# The exercise:
Make an exact copy of each entry, leaving out every picture.

# Available data:
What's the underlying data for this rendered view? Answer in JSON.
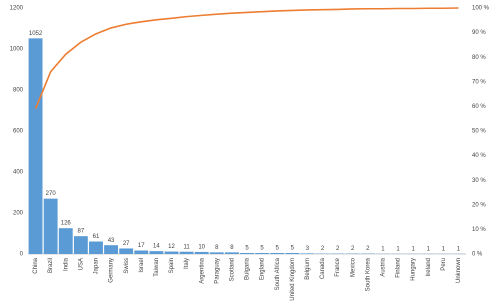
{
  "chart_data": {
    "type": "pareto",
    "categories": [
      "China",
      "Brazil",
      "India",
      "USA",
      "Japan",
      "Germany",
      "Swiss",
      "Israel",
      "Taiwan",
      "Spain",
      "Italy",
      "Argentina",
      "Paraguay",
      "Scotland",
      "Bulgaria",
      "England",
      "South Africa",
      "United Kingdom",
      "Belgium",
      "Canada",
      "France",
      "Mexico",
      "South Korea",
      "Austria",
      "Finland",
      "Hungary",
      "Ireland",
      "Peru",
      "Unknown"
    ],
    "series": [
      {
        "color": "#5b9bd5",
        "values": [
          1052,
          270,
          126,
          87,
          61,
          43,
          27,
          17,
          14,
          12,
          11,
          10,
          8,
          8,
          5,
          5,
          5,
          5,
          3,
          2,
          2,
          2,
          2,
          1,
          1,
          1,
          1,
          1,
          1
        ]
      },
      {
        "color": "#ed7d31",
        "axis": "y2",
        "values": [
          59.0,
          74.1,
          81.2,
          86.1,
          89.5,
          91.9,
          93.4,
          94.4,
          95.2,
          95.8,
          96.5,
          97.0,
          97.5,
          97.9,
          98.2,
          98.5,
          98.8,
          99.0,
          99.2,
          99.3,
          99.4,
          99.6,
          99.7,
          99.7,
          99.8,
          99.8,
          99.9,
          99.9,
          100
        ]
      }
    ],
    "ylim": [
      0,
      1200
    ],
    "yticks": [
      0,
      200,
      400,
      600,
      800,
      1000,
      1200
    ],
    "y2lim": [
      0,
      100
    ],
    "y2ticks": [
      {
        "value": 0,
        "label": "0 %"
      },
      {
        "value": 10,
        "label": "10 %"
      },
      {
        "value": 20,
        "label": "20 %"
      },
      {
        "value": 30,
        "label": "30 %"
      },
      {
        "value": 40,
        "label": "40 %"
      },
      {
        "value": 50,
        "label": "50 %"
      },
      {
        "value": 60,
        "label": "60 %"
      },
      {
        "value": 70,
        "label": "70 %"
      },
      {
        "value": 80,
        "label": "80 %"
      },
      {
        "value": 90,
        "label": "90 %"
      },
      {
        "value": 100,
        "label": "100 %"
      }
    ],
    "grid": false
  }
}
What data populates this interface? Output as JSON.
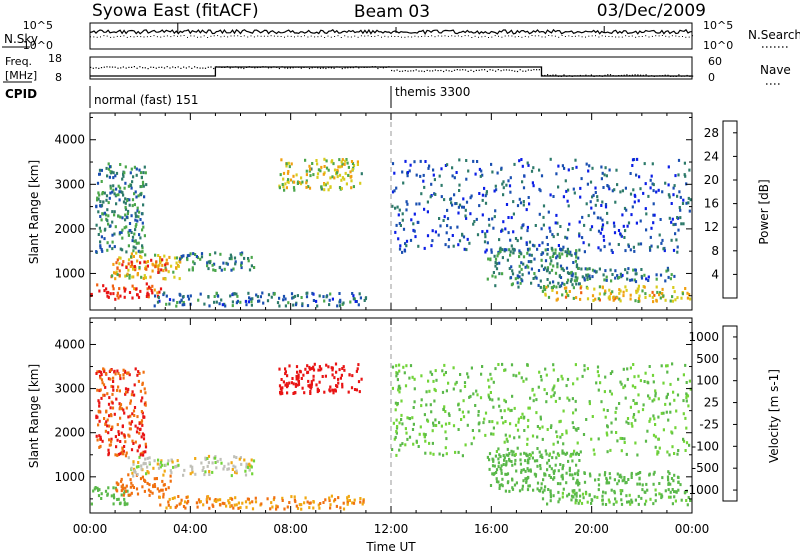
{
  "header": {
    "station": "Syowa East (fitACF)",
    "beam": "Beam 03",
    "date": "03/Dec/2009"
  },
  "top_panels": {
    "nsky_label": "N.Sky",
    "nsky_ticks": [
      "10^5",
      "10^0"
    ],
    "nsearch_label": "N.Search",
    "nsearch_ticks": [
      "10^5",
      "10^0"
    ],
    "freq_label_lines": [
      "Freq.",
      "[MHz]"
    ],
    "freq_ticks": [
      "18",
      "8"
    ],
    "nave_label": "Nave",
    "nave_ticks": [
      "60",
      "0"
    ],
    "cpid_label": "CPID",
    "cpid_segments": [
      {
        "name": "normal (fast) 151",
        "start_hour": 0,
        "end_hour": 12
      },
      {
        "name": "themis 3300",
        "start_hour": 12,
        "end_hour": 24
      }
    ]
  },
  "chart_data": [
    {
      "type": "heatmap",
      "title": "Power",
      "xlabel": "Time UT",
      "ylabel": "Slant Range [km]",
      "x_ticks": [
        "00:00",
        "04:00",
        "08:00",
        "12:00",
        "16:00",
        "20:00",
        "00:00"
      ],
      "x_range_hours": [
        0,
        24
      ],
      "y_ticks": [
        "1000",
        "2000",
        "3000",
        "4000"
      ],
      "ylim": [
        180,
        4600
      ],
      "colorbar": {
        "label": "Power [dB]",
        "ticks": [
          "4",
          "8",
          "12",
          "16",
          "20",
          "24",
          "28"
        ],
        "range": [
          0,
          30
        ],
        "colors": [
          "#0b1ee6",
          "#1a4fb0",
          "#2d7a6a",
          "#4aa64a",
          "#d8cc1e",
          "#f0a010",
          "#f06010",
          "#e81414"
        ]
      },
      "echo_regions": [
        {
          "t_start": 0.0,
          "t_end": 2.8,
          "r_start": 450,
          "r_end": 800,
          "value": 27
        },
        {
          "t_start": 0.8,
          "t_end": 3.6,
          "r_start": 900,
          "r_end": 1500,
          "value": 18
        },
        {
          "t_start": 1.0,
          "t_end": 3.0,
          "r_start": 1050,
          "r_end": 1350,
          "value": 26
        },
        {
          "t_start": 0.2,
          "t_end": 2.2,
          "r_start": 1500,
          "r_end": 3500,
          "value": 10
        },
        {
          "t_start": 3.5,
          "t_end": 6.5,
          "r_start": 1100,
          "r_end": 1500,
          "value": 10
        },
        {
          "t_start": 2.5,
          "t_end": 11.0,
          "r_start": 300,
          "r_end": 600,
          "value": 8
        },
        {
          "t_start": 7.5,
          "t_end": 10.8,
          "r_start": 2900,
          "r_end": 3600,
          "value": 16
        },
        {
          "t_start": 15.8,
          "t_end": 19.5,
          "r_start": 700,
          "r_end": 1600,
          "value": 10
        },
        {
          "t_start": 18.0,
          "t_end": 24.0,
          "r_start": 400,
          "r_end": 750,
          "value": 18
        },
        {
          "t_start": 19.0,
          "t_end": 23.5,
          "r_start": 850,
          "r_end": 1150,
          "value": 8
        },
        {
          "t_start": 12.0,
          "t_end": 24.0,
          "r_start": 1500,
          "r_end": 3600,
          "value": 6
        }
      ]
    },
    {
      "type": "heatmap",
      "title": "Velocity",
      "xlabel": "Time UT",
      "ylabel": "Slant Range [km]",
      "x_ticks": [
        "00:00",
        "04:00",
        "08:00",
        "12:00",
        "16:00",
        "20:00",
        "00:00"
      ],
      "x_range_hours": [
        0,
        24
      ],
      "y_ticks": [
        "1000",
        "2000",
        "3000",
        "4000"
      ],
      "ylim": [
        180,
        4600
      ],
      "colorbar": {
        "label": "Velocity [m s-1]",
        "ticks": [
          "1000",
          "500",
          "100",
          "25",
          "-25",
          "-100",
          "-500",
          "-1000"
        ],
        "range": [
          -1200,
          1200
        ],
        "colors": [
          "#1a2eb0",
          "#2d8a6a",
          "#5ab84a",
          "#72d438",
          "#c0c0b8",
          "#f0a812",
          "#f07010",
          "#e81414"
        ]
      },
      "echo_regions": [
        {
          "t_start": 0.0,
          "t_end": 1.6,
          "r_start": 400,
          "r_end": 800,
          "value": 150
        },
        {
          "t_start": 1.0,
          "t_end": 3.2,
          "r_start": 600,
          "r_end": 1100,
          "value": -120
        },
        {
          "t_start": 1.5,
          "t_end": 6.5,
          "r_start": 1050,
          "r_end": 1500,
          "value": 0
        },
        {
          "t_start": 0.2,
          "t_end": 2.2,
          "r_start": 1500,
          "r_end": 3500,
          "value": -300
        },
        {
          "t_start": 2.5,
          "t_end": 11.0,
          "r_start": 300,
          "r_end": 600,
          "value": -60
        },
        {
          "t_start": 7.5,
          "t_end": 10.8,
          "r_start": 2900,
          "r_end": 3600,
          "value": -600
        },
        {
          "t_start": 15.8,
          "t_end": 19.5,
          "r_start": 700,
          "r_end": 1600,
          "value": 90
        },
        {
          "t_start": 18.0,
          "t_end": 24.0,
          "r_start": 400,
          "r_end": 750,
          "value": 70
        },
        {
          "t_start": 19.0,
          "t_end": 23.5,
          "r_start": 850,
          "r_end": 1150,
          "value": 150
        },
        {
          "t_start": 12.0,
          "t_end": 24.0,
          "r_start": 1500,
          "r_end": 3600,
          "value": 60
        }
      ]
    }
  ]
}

# Solution to the exercise:
What's the underlying data for this rendered view? Answer in JSON.
{
  "chart_data": {
    "type": "pareto",
    "categories": [
      "China",
      "Brazil",
      "India",
      "USA",
      "Japan",
      "Germany",
      "Swiss",
      "Israel",
      "Taiwan",
      "Spain",
      "Italy",
      "Argentina",
      "Paraguay",
      "Scotland",
      "Bulgaria",
      "England",
      "South Africa",
      "United Kingdom",
      "Belgium",
      "Canada",
      "France",
      "Mexico",
      "South Korea",
      "Austria",
      "Finland",
      "Hungary",
      "Ireland",
      "Peru",
      "Unknown"
    ],
    "series": [
      {
        "color": "#5b9bd5",
        "values": [
          1052,
          270,
          126,
          87,
          61,
          43,
          27,
          17,
          14,
          12,
          11,
          10,
          8,
          8,
          5,
          5,
          5,
          5,
          3,
          2,
          2,
          2,
          2,
          1,
          1,
          1,
          1,
          1,
          1
        ]
      },
      {
        "color": "#ed7d31",
        "axis": "y2",
        "values": [
          59.0,
          74.1,
          81.2,
          86.1,
          89.5,
          91.9,
          93.4,
          94.4,
          95.2,
          95.8,
          96.5,
          97.0,
          97.5,
          97.9,
          98.2,
          98.5,
          98.8,
          99.0,
          99.2,
          99.3,
          99.4,
          99.6,
          99.7,
          99.7,
          99.8,
          99.8,
          99.9,
          99.9,
          100
        ]
      }
    ],
    "ylim": [
      0,
      1200
    ],
    "yticks": [
      0,
      200,
      400,
      600,
      800,
      1000,
      1200
    ],
    "y2lim": [
      0,
      100
    ],
    "y2ticks": [
      {
        "value": 0,
        "label": "0 %"
      },
      {
        "value": 10,
        "label": "10 %"
      },
      {
        "value": 20,
        "label": "20 %"
      },
      {
        "value": 30,
        "label": "30 %"
      },
      {
        "value": 40,
        "label": "40 %"
      },
      {
        "value": 50,
        "label": "50 %"
      },
      {
        "value": 60,
        "label": "60 %"
      },
      {
        "value": 70,
        "label": "70 %"
      },
      {
        "value": 80,
        "label": "80 %"
      },
      {
        "value": 90,
        "label": "90 %"
      },
      {
        "value": 100,
        "label": "100 %"
      }
    ],
    "grid": false
  }
}
What data populates this interface? Output as JSON.
{
  "header": {
    "station": "Syowa East (fitACF)",
    "beam": "Beam 03",
    "date": "03/Dec/2009"
  },
  "top_panels": {
    "nsky_label": "N.Sky",
    "nsky_ticks": [
      "10^5",
      "10^0"
    ],
    "nsearch_label": "N.Search",
    "nsearch_ticks": [
      "10^5",
      "10^0"
    ],
    "freq_label_lines": [
      "Freq.",
      "[MHz]"
    ],
    "freq_ticks": [
      "18",
      "8"
    ],
    "nave_label": "Nave",
    "nave_ticks": [
      "60",
      "0"
    ],
    "cpid_label": "CPID",
    "cpid_segments": [
      {
        "name": "normal (fast) 151",
        "start_hour": 0,
        "end_hour": 12
      },
      {
        "name": "themis 3300",
        "start_hour": 12,
        "end_hour": 24
      }
    ]
  },
  "chart_data": [
    {
      "type": "heatmap",
      "title": "Power",
      "xlabel": "Time UT",
      "ylabel": "Slant Range [km]",
      "x_ticks": [
        "00:00",
        "04:00",
        "08:00",
        "12:00",
        "16:00",
        "20:00",
        "00:00"
      ],
      "x_range_hours": [
        0,
        24
      ],
      "y_ticks": [
        "1000",
        "2000",
        "3000",
        "4000"
      ],
      "ylim": [
        180,
        4600
      ],
      "colorbar": {
        "label": "Power [dB]",
        "ticks": [
          "4",
          "8",
          "12",
          "16",
          "20",
          "24",
          "28"
        ],
        "range": [
          0,
          30
        ],
        "colors": [
          "#0b1ee6",
          "#1a4fb0",
          "#2d7a6a",
          "#4aa64a",
          "#d8cc1e",
          "#f0a010",
          "#f06010",
          "#e81414"
        ]
      },
      "echo_regions": [
        {
          "t_start": 0.0,
          "t_end": 2.8,
          "r_start": 450,
          "r_end": 800,
          "value": 27
        },
        {
          "t_start": 0.8,
          "t_end": 3.6,
          "r_start": 900,
          "r_end": 1500,
          "value": 18
        },
        {
          "t_start": 1.0,
          "t_end": 3.0,
          "r_start": 1050,
          "r_end": 1350,
          "value": 26
        },
        {
          "t_start": 0.2,
          "t_end": 2.2,
          "r_start": 1500,
          "r_end": 3500,
          "value": 10
        },
        {
          "t_start": 3.5,
          "t_end": 6.5,
          "r_start": 1100,
          "r_end": 1500,
          "value": 10
        },
        {
          "t_start": 2.5,
          "t_end": 11.0,
          "r_start": 300,
          "r_end": 600,
          "value": 8
        },
        {
          "t_start": 7.5,
          "t_end": 10.8,
          "r_start": 2900,
          "r_end": 3600,
          "value": 16
        },
        {
          "t_start": 15.8,
          "t_end": 19.5,
          "r_start": 700,
          "r_end": 1600,
          "value": 10
        },
        {
          "t_start": 18.0,
          "t_end": 24.0,
          "r_start": 400,
          "r_end": 750,
          "value": 18
        },
        {
          "t_start": 19.0,
          "t_end": 23.5,
          "r_start": 850,
          "r_end": 1150,
          "value": 8
        },
        {
          "t_start": 12.0,
          "t_end": 24.0,
          "r_start": 1500,
          "r_end": 3600,
          "value": 6
        }
      ]
    },
    {
      "type": "heatmap",
      "title": "Velocity",
      "xlabel": "Time UT",
      "ylabel": "Slant Range [km]",
      "x_ticks": [
        "00:00",
        "04:00",
        "08:00",
        "12:00",
        "16:00",
        "20:00",
        "00:00"
      ],
      "x_range_hours": [
        0,
        24
      ],
      "y_ticks": [
        "1000",
        "2000",
        "3000",
        "4000"
      ],
      "ylim": [
        180,
        4600
      ],
      "colorbar": {
        "label": "Velocity [m s-1]",
        "ticks": [
          "1000",
          "500",
          "100",
          "25",
          "-25",
          "-100",
          "-500",
          "-1000"
        ],
        "range": [
          -1200,
          1200
        ],
        "colors": [
          "#1a2eb0",
          "#2d8a6a",
          "#5ab84a",
          "#72d438",
          "#c0c0b8",
          "#f0a812",
          "#f07010",
          "#e81414"
        ]
      },
      "echo_regions": [
        {
          "t_start": 0.0,
          "t_end": 1.6,
          "r_start": 400,
          "r_end": 800,
          "value": 150
        },
        {
          "t_start": 1.0,
          "t_end": 3.2,
          "r_start": 600,
          "r_end": 1100,
          "value": -120
        },
        {
          "t_start": 1.5,
          "t_end": 6.5,
          "r_start": 1050,
          "r_end": 1500,
          "value": 0
        },
        {
          "t_start": 0.2,
          "t_end": 2.2,
          "r_start": 1500,
          "r_end": 3500,
          "value": -300
        },
        {
          "t_start": 2.5,
          "t_end": 11.0,
          "r_start": 300,
          "r_end": 600,
          "value": -60
        },
        {
          "t_start": 7.5,
          "t_end": 10.8,
          "r_start": 2900,
          "r_end": 3600,
          "value": -600
        },
        {
          "t_start": 15.8,
          "t_end": 19.5,
          "r_start": 700,
          "r_end": 1600,
          "value": 90
        },
        {
          "t_start": 18.0,
          "t_end": 24.0,
          "r_start": 400,
          "r_end": 750,
          "value": 70
        },
        {
          "t_start": 19.0,
          "t_end": 23.5,
          "r_start": 850,
          "r_end": 1150,
          "value": 150
        },
        {
          "t_start": 12.0,
          "t_end": 24.0,
          "r_start": 1500,
          "r_end": 3600,
          "value": 60
        }
      ]
    }
  ]
}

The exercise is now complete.